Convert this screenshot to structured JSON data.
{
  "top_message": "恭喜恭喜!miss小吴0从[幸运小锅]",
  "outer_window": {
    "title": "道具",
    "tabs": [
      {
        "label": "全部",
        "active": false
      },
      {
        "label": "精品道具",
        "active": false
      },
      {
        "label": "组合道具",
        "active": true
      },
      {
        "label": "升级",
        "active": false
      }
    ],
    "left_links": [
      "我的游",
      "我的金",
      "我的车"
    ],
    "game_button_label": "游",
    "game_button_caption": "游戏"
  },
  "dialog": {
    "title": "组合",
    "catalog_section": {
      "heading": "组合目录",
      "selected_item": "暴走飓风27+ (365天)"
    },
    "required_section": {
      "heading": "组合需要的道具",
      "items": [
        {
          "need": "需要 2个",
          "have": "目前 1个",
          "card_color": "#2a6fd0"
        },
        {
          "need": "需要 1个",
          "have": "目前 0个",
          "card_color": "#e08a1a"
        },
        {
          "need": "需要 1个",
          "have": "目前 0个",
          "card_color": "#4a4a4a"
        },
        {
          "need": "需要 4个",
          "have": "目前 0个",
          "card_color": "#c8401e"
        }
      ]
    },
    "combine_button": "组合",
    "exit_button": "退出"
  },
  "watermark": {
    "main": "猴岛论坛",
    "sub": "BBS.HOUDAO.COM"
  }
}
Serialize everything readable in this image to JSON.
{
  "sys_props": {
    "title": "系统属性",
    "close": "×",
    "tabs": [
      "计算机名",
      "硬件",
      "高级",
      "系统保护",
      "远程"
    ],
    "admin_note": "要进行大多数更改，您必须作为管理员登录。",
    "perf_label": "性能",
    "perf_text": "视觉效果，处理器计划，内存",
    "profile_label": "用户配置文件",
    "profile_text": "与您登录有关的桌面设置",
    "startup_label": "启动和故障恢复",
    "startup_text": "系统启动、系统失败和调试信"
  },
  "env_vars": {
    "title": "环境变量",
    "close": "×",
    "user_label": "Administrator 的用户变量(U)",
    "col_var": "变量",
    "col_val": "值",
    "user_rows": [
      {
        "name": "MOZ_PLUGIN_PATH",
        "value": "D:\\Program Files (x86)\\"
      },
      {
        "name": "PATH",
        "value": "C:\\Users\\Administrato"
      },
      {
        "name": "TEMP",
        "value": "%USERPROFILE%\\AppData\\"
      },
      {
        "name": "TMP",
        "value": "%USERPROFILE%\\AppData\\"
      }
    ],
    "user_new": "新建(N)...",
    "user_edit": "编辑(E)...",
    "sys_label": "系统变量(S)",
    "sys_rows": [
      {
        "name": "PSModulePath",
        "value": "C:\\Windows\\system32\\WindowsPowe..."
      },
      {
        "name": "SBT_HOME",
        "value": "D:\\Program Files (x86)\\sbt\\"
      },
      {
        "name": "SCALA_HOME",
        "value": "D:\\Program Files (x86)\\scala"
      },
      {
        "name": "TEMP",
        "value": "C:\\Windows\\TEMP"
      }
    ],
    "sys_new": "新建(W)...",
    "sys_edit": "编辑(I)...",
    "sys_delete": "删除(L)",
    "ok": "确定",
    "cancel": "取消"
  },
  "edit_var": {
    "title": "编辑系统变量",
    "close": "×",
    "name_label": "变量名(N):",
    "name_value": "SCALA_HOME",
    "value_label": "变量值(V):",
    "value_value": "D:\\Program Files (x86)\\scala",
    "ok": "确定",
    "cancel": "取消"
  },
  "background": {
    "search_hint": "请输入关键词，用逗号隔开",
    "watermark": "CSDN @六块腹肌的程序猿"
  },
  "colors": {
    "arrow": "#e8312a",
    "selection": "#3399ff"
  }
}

=======

(Written request) In the entries above, find every line holding the word "Windows" and copy it out.

(Exercise response)
        "value": "C:\\Windows\\system32\\WindowsPowe..."
        "value": "C:\\Windows\\TEMP"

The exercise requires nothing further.